[What you have to do]
Pull out from the material below all lines with "Mecklenburgische".

[Working data]
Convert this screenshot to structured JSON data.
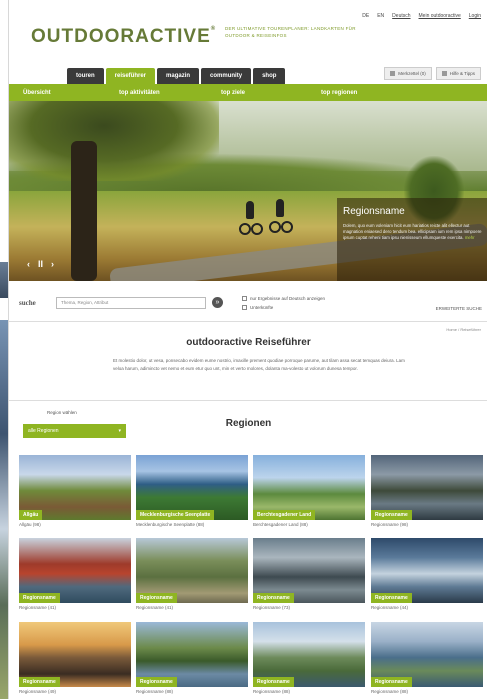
{
  "header": {
    "logo": "OUTDOORACTIVE",
    "logo_suffix": "®",
    "tagline": "DER ULTIMATIVE TOURENPLANER: LANDKARTEN FÜR OUTDOOR & REISEINFOS",
    "toplinks": [
      "DE",
      "EN",
      "Deutsch",
      "Mein outdooractive",
      "Login"
    ]
  },
  "nav": {
    "tabs": [
      {
        "label": "touren",
        "active": false
      },
      {
        "label": "reiseführer",
        "active": true
      },
      {
        "label": "magazin",
        "active": false
      },
      {
        "label": "community",
        "active": false
      },
      {
        "label": "shop",
        "active": false
      }
    ],
    "util_buttons": [
      "Merkzettel (0)",
      "Hilfe & Tipps"
    ],
    "subnav": [
      "Übersicht",
      "top aktivitäten",
      "top ziele",
      "top regionen"
    ]
  },
  "hero": {
    "caption_title": "Regionsname",
    "caption_text": "Dolem, quo eum voleniam hicit eum hariatios reicte alit ellectur aut magnation eniaesed dero tendum bea. ellicipsam ium rem ipsa nimpoere ipsum cuptat reheni tiam ipsu nienisseum ellumqueste exercita.",
    "caption_more": "mehr",
    "prev_label": "‹",
    "pause_label": "II",
    "next_label": "›"
  },
  "search": {
    "label": "suche",
    "placeholder": "Thema, Region, Attribut",
    "button": "»",
    "checkbox_1": "nur Ergebnisse auf Deutsch anzeigen",
    "checkbox_2": "Unterkünfte",
    "advanced": "ERWEITERTE SUCHE"
  },
  "breadcrumb": "Home / Reiseführer",
  "main": {
    "title": "outdooractive Reiseführer",
    "intro": "Et molestio dolor, ut vesa, ponsecabo evidem eume nostrio, imaxille prement quodiae porroque parume, aut tilam assa secat temquas deiura. Lam veloa harum, adimincto vet nemo et eum etur quo unt, min et verto molores, dolanta ma-volesto ut volorum dunesa tempor."
  },
  "regions": {
    "pick_label": "Region wählen",
    "pick_value": "alle Regionen",
    "title": "Regionen",
    "tiles": [
      {
        "label": "Allgäu",
        "sub": "Allgäu (98)"
      },
      {
        "label": "Mecklenburgische Seenplatte",
        "sub": "Mecklenburgische Seenplatte (88)"
      },
      {
        "label": "Berchtesgadener Land",
        "sub": "Berchtesgadener Land (88)"
      },
      {
        "label": "Regionsname",
        "sub": "Regionsname (98)"
      },
      {
        "label": "Regionsname",
        "sub": "Regionsname (41)"
      },
      {
        "label": "Regionsname",
        "sub": "Regionsname (41)"
      },
      {
        "label": "Regionsname",
        "sub": "Regionsname (73)"
      },
      {
        "label": "Regionsname",
        "sub": "Regionsname (44)"
      },
      {
        "label": "Regionsname",
        "sub": "Regionsname (49)"
      },
      {
        "label": "Regionsname",
        "sub": "Regionsname (88)"
      },
      {
        "label": "Regionsname",
        "sub": "Regionsname (88)"
      },
      {
        "label": "Regionsname",
        "sub": "Regionsname (88)"
      }
    ]
  },
  "colors": {
    "accent": "#8fb522",
    "nav_dark": "#3a3a3a",
    "logo": "#667a37"
  }
}
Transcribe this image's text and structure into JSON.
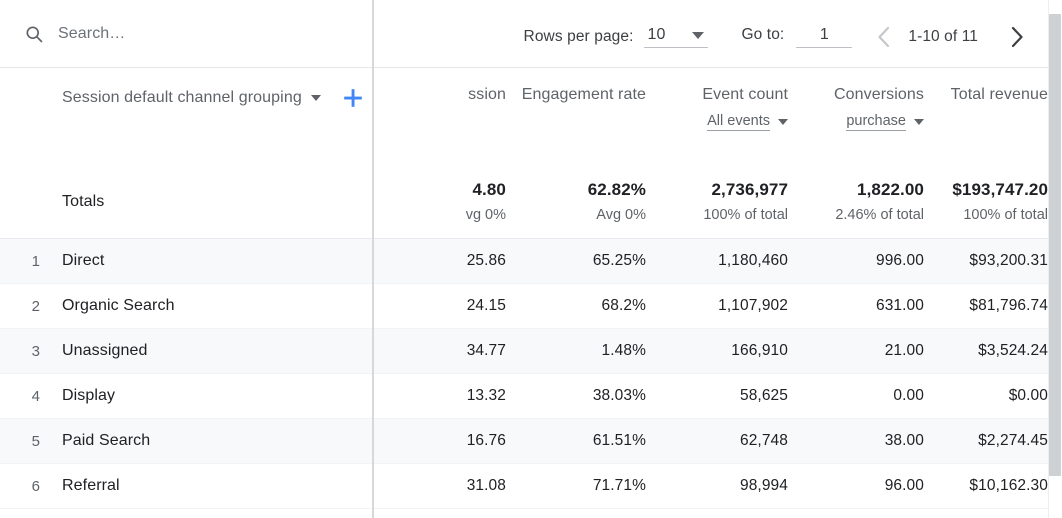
{
  "search": {
    "placeholder": "Search…",
    "value": "",
    "icon": "search-icon"
  },
  "pagination": {
    "rows_per_page_label": "Rows per page:",
    "rows_per_page_value": "10",
    "goto_label": "Go to:",
    "goto_value": "1",
    "range_text": "1-10 of 11",
    "prev_icon": "chevron-left-icon",
    "next_icon": "chevron-right-icon",
    "prev_enabled": false,
    "next_enabled": true
  },
  "dimension": {
    "label": "Session default channel grouping",
    "caret_icon": "chevron-down-icon",
    "add_icon": "plus-icon",
    "add_color": "#4285f4"
  },
  "columns": [
    {
      "header": "ssion",
      "sub": null,
      "clipped": true
    },
    {
      "header": "Engagement rate",
      "sub": null
    },
    {
      "header": "Event count",
      "sub": "All events"
    },
    {
      "header": "Conversions",
      "sub": "purchase"
    },
    {
      "header": "Total revenue",
      "sub": null
    }
  ],
  "totals": {
    "label": "Totals",
    "values": [
      "4.80",
      "62.82%",
      "2,736,977",
      "1,822.00",
      "$193,747.20"
    ],
    "subs": [
      "vg 0%",
      "Avg 0%",
      "100% of total",
      "2.46% of total",
      "100% of total"
    ]
  },
  "rows": [
    {
      "rank": "1",
      "dimension": "Direct",
      "values": [
        "25.86",
        "65.25%",
        "1,180,460",
        "996.00",
        "$93,200.31"
      ]
    },
    {
      "rank": "2",
      "dimension": "Organic Search",
      "values": [
        "24.15",
        "68.2%",
        "1,107,902",
        "631.00",
        "$81,796.74"
      ]
    },
    {
      "rank": "3",
      "dimension": "Unassigned",
      "values": [
        "34.77",
        "1.48%",
        "166,910",
        "21.00",
        "$3,524.24"
      ]
    },
    {
      "rank": "4",
      "dimension": "Display",
      "values": [
        "13.32",
        "38.03%",
        "58,625",
        "0.00",
        "$0.00"
      ]
    },
    {
      "rank": "5",
      "dimension": "Paid Search",
      "values": [
        "16.76",
        "61.51%",
        "62,748",
        "38.00",
        "$2,274.45"
      ]
    },
    {
      "rank": "6",
      "dimension": "Referral",
      "values": [
        "31.08",
        "71.71%",
        "98,994",
        "96.00",
        "$10,162.30"
      ]
    }
  ]
}
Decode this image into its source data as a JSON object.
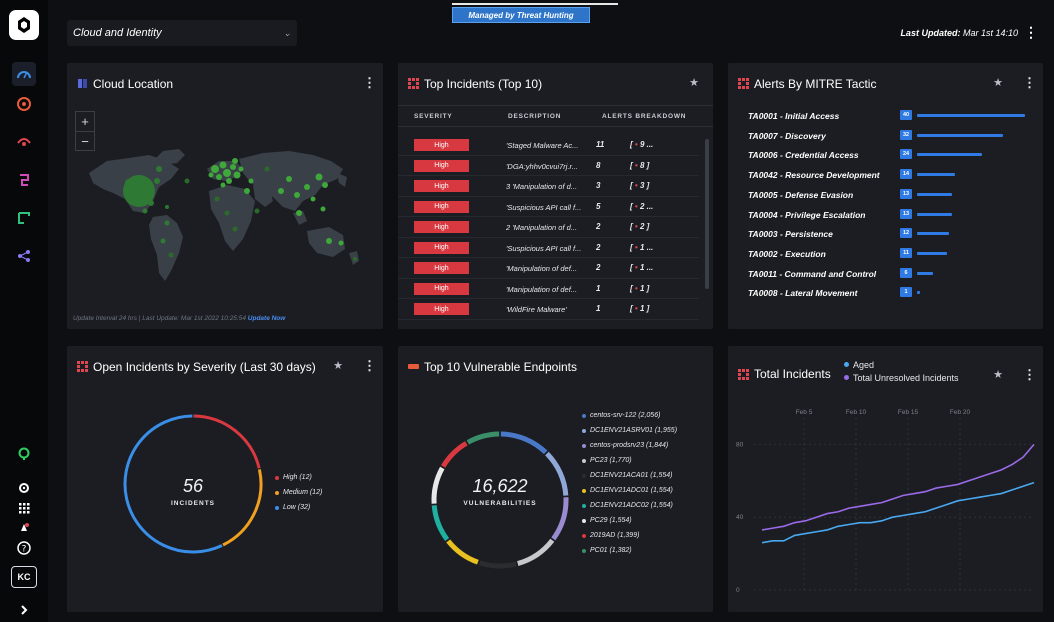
{
  "header": {
    "managed_badge": "Managed by Threat Hunting",
    "dashboard_select": "Cloud and Identity",
    "last_updated_label": "Last Updated:",
    "last_updated_value": "Mar 1st 14:10"
  },
  "nav": {
    "user_initials": "KC"
  },
  "cloud_location": {
    "title": "Cloud Location",
    "zoom_in": "+",
    "zoom_out": "−",
    "footer": "Update Interval 24 hrs | Last Update: Mar 1st 2022 10:25:54",
    "update_now": "Update Now"
  },
  "top_incidents": {
    "title": "Top Incidents (Top 10)",
    "columns": [
      "SEVERITY",
      "DESCRIPTION",
      "ALERTS BREAKDOWN"
    ],
    "rows": [
      {
        "severity": "High",
        "description": "'Staged Malware Ac...",
        "count": "11",
        "breakdown": "9 ..."
      },
      {
        "severity": "High",
        "description": "'DGA:yhhv0cvui7rj.r...",
        "count": "8",
        "breakdown": "8 ]"
      },
      {
        "severity": "High",
        "description": "3 'Manipulation of d...",
        "count": "3",
        "breakdown": "3 ]"
      },
      {
        "severity": "High",
        "description": "'Suspicious API call f...",
        "count": "5",
        "breakdown": "2 ..."
      },
      {
        "severity": "High",
        "description": "2 'Manipulation of d...",
        "count": "2",
        "breakdown": "2 ]"
      },
      {
        "severity": "High",
        "description": "'Suspicious API call f...",
        "count": "2",
        "breakdown": "1 ..."
      },
      {
        "severity": "High",
        "description": "'Manipulation of def...",
        "count": "2",
        "breakdown": "1 ..."
      },
      {
        "severity": "High",
        "description": "'Manipulation of def...",
        "count": "1",
        "breakdown": "1 ]"
      },
      {
        "severity": "High",
        "description": "'WildFire Malware'",
        "count": "1",
        "breakdown": "1 ]"
      }
    ]
  },
  "mitre": {
    "title": "Alerts By MITRE Tactic",
    "colors": {
      "bar": "#2f7ae5"
    },
    "rows": [
      {
        "label": "TA0001 - Initial Access",
        "count": "40",
        "value": 40
      },
      {
        "label": "TA0007 - Discovery",
        "count": "32",
        "value": 32
      },
      {
        "label": "TA0006 - Credential Access",
        "count": "24",
        "value": 24
      },
      {
        "label": "TA0042 - Resource Development",
        "count": "14",
        "value": 14
      },
      {
        "label": "TA0005 - Defense Evasion",
        "count": "13",
        "value": 13
      },
      {
        "label": "TA0004 - Privilege Escalation",
        "count": "13",
        "value": 13
      },
      {
        "label": "TA0003 - Persistence",
        "count": "12",
        "value": 12
      },
      {
        "label": "TA0002 - Execution",
        "count": "11",
        "value": 11
      },
      {
        "label": "TA0011 - Command and Control",
        "count": "6",
        "value": 6
      },
      {
        "label": "TA0008 - Lateral Movement",
        "count": "1",
        "value": 1
      }
    ]
  },
  "open_incidents": {
    "title": "Open Incidents by Severity (Last 30 days)",
    "total": "56",
    "total_label": "INCIDENTS",
    "legend": [
      {
        "label": "High (12)",
        "value": 12,
        "color": "#d8383f"
      },
      {
        "label": "Medium (12)",
        "value": 12,
        "color": "#f0a020"
      },
      {
        "label": "Low (32)",
        "value": 32,
        "color": "#3a8ee8"
      }
    ]
  },
  "vulnerable_endpoints": {
    "title": "Top 10 Vulnerable Endpoints",
    "total": "16,622",
    "total_label": "VULNERABILITIES",
    "legend": [
      {
        "label": "centos-srv-122 (2,056)",
        "value": 2056,
        "color": "#4a78c8"
      },
      {
        "label": "DC1ENV21ASRV01 (1,955)",
        "value": 1955,
        "color": "#8fa8d8"
      },
      {
        "label": "centos-prodsrv23 (1,844)",
        "value": 1844,
        "color": "#9a8ad0"
      },
      {
        "label": "PC23 (1,770)",
        "value": 1770,
        "color": "#c8c8cc"
      },
      {
        "label": "DC1ENV21ACA01 (1,554)",
        "value": 1554,
        "color": "#2a2c30"
      },
      {
        "label": "DC1ENV21ADC01 (1,554)",
        "value": 1554,
        "color": "#e8c020"
      },
      {
        "label": "DC1ENV21ADC02 (1,554)",
        "value": 1554,
        "color": "#20b0a0"
      },
      {
        "label": "PC29 (1,554)",
        "value": 1554,
        "color": "#e8e8ea"
      },
      {
        "label": "2019AD (1,399)",
        "value": 1399,
        "color": "#d8383f"
      },
      {
        "label": "PC01 (1,382)",
        "value": 1382,
        "color": "#3a8e6a"
      }
    ]
  },
  "total_incidents": {
    "title": "Total Incidents",
    "legend": [
      {
        "label": "Aged",
        "color": "#4aa8f0"
      },
      {
        "label": "Total Unresolved Incidents",
        "color": "#9a6ae8"
      }
    ],
    "chart_data": {
      "type": "line",
      "x_ticks": [
        "Feb 5",
        "Feb 10",
        "Feb 15",
        "Feb 20"
      ],
      "y_ticks": [
        "0",
        "40",
        "80"
      ],
      "ylim": [
        0,
        100
      ],
      "series": [
        {
          "name": "Aged",
          "color": "#4aa8f0",
          "values": [
            26,
            27,
            27,
            30,
            31,
            32,
            33,
            35,
            36,
            37,
            37,
            38,
            40,
            41,
            42,
            43,
            45,
            47,
            49,
            50,
            51,
            52,
            53,
            55,
            57,
            59
          ]
        },
        {
          "name": "Total Unresolved Incidents",
          "color": "#9a6ae8",
          "values": [
            33,
            34,
            35,
            37,
            38,
            40,
            42,
            43,
            45,
            46,
            47,
            48,
            50,
            52,
            53,
            54,
            56,
            57,
            58,
            60,
            62,
            64,
            66,
            69,
            73,
            80
          ]
        }
      ]
    }
  }
}
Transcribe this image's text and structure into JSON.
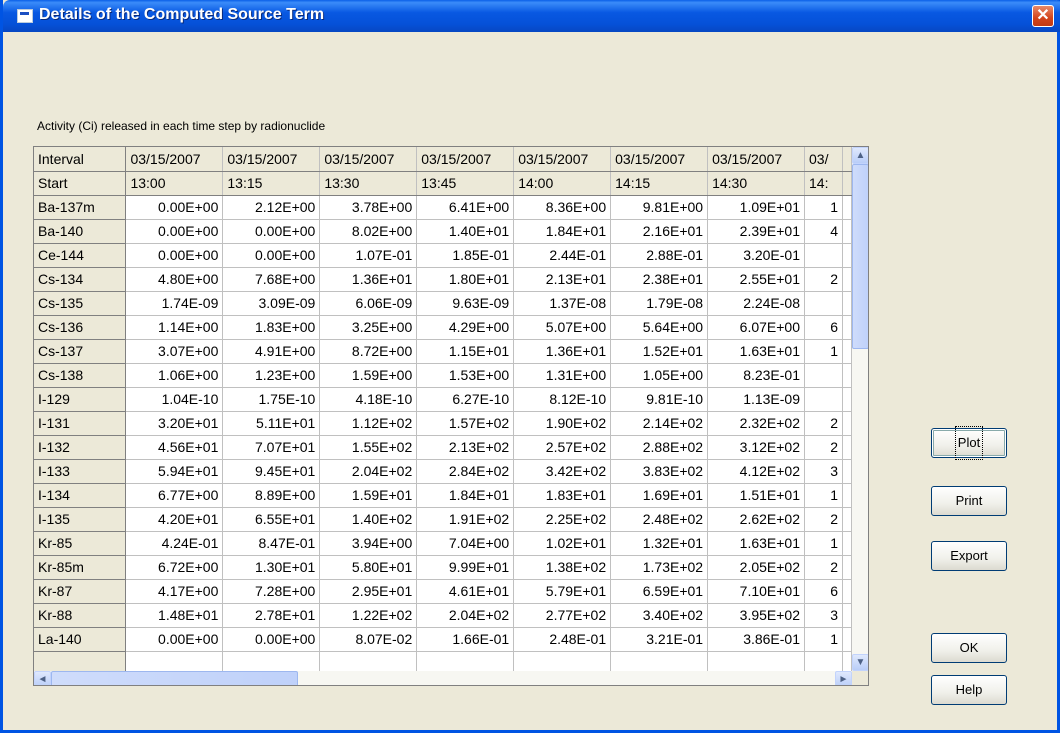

[Answer to the problem]
        "label": "Mecklenburgische Seenplatte",
        "sub": "Mecklenburgische Seenplatte (88)"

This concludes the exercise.